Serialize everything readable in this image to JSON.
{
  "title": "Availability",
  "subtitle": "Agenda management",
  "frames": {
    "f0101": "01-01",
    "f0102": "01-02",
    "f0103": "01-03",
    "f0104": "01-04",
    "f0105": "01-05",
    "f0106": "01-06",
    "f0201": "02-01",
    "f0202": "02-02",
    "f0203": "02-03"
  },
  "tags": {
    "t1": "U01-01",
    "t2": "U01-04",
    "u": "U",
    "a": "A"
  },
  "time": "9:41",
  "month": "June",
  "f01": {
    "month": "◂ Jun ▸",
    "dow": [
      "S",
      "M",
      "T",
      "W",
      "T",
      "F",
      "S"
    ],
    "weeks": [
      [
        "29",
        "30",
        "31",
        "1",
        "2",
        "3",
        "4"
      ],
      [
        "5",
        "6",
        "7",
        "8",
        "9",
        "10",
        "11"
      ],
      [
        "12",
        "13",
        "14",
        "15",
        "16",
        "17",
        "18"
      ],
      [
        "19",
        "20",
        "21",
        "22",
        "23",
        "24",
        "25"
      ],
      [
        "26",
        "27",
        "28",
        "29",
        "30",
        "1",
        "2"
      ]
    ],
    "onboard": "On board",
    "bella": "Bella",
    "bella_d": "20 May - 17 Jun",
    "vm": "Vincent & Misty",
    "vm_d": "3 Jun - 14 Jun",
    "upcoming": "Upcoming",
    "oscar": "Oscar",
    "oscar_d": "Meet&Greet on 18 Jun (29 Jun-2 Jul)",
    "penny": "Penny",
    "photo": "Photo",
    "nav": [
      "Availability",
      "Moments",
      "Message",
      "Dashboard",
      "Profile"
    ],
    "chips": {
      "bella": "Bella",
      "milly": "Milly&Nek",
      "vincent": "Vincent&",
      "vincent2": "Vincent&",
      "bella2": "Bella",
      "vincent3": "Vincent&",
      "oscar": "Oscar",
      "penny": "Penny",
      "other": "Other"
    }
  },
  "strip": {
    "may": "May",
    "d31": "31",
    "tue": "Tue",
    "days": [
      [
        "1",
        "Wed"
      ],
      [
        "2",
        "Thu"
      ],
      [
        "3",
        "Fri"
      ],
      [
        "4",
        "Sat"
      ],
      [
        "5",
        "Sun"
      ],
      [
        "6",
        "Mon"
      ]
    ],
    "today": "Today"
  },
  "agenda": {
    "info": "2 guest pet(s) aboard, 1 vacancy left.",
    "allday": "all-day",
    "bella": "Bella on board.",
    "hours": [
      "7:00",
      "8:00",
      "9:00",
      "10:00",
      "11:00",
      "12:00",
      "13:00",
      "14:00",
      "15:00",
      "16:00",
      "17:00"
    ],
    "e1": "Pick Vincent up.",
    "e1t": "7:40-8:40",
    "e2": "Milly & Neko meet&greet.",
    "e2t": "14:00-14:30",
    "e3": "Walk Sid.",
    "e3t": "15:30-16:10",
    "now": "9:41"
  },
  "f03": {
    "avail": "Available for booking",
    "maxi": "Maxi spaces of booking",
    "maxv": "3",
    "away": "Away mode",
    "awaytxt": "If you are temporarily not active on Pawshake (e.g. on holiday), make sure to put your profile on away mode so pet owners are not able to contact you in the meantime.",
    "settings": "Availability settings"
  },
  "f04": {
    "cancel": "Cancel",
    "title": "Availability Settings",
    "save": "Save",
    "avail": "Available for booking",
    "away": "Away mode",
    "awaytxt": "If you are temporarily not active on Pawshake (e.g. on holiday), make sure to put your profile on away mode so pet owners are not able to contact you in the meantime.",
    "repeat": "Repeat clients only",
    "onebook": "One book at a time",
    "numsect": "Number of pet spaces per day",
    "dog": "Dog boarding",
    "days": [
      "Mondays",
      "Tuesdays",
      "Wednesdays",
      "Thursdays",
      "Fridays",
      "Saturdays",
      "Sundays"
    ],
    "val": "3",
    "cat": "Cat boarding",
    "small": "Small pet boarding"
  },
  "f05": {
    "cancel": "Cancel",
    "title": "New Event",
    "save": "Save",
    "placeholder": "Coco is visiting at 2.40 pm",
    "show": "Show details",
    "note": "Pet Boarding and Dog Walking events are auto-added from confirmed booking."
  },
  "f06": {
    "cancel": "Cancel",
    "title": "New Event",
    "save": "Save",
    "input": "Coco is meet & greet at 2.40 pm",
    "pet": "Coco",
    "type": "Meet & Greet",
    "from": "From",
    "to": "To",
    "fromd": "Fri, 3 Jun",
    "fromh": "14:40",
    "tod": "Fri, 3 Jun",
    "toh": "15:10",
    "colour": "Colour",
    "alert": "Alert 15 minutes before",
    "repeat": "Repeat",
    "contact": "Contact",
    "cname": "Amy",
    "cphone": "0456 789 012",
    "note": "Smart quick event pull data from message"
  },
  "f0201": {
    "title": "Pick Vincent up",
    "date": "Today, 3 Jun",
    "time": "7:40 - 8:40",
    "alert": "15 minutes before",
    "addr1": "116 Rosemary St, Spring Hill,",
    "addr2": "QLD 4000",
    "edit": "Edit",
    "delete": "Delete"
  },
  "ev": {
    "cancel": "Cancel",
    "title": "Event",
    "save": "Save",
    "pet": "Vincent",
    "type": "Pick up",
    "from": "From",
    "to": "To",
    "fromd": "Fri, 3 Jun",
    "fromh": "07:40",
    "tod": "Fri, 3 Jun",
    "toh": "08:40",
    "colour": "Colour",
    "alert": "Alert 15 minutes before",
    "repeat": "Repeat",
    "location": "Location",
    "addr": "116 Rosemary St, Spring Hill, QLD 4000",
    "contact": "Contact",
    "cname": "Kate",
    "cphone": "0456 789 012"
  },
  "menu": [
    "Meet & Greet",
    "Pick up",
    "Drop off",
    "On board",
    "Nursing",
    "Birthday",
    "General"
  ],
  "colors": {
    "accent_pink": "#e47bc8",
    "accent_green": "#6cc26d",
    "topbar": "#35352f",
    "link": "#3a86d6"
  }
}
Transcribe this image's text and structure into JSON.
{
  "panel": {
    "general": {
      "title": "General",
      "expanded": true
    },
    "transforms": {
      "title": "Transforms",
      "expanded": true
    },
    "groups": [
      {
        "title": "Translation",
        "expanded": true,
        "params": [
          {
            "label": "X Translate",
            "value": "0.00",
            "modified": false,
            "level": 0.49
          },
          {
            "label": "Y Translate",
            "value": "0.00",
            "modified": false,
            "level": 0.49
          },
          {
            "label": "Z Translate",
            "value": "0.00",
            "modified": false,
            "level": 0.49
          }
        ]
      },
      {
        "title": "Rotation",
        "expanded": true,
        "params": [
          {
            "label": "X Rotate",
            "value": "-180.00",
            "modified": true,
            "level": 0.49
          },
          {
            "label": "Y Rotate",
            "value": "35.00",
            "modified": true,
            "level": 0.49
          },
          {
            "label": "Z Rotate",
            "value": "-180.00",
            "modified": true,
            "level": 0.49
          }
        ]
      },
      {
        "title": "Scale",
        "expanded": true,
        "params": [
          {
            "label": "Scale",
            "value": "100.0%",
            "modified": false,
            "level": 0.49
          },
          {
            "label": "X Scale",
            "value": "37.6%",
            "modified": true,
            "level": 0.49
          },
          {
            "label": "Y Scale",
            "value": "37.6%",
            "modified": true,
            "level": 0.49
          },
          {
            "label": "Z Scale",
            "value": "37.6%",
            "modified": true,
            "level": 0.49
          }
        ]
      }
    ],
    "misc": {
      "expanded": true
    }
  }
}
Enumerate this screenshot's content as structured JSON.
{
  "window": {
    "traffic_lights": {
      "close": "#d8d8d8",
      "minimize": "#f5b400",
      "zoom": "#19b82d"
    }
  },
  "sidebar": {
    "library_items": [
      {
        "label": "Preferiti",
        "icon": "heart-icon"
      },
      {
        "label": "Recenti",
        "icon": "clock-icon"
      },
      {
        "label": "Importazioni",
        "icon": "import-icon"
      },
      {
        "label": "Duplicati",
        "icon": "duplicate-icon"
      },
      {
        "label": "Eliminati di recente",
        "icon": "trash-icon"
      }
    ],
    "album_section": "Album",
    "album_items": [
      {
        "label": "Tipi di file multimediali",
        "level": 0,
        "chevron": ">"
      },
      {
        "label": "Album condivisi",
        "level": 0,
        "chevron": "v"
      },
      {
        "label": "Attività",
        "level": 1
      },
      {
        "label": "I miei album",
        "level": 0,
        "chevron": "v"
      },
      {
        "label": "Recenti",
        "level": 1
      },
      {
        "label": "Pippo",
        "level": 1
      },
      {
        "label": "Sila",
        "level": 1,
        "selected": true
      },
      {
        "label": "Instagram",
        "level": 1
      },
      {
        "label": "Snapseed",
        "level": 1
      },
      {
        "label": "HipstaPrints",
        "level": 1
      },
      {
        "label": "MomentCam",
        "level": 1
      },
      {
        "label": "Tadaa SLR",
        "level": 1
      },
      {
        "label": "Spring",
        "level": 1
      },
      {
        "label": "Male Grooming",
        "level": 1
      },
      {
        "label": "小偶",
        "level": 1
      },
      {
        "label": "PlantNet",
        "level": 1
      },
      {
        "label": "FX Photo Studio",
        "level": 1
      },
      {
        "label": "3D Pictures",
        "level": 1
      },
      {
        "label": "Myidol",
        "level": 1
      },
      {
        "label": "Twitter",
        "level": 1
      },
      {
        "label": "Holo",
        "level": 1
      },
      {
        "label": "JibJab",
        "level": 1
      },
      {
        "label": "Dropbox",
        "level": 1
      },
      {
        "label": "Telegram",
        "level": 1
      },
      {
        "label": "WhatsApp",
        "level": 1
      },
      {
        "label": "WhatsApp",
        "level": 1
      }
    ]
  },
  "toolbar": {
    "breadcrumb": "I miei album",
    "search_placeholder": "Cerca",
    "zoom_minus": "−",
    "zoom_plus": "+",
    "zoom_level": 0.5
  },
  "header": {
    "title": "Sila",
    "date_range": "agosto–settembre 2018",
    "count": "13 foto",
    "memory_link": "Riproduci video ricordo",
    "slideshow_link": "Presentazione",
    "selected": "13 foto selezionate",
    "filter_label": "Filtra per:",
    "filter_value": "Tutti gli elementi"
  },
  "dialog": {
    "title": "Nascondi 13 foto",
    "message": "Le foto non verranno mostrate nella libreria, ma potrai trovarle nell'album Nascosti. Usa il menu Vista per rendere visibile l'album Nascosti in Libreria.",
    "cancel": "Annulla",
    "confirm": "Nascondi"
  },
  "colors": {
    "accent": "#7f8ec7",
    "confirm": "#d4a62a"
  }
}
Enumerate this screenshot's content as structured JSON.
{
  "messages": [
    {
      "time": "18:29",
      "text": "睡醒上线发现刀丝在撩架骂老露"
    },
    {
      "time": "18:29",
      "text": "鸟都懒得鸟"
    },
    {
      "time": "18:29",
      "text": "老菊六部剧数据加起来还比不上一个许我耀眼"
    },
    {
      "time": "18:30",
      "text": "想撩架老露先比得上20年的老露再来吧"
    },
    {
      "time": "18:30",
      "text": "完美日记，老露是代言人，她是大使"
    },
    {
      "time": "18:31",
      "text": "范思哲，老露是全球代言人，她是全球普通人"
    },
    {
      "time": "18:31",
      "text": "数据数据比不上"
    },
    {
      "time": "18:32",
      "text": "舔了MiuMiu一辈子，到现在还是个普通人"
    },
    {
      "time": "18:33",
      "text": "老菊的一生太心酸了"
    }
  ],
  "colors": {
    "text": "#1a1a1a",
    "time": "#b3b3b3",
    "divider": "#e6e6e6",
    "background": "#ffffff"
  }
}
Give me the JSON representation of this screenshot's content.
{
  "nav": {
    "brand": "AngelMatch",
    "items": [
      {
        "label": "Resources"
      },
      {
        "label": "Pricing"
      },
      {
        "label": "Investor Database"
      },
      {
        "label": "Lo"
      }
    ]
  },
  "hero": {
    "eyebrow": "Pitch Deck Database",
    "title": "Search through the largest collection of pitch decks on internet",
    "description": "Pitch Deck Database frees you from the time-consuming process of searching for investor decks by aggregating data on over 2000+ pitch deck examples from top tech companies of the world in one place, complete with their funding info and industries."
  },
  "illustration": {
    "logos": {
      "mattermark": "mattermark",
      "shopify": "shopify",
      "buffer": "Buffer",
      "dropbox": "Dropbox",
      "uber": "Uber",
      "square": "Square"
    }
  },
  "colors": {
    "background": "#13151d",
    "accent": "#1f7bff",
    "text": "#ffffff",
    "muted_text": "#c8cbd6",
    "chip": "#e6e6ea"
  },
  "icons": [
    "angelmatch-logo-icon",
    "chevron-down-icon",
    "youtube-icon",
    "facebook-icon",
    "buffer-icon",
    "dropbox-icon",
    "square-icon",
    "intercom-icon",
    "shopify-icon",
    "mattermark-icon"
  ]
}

> **TASK INSTRUCTIONS**
Every line in the data that holds "Vincent" should be copied out.

> **WRITTEN SOLUTION**
    "vm": "Vincent & Misty",
      "vincent": "Vincent&",
      "vincent2": "Vincent&",
      "vincent3": "Vincent&",
    "e1": "Pick Vincent up.",
    "title": "Pick Vincent up",
    "pet": "Vincent",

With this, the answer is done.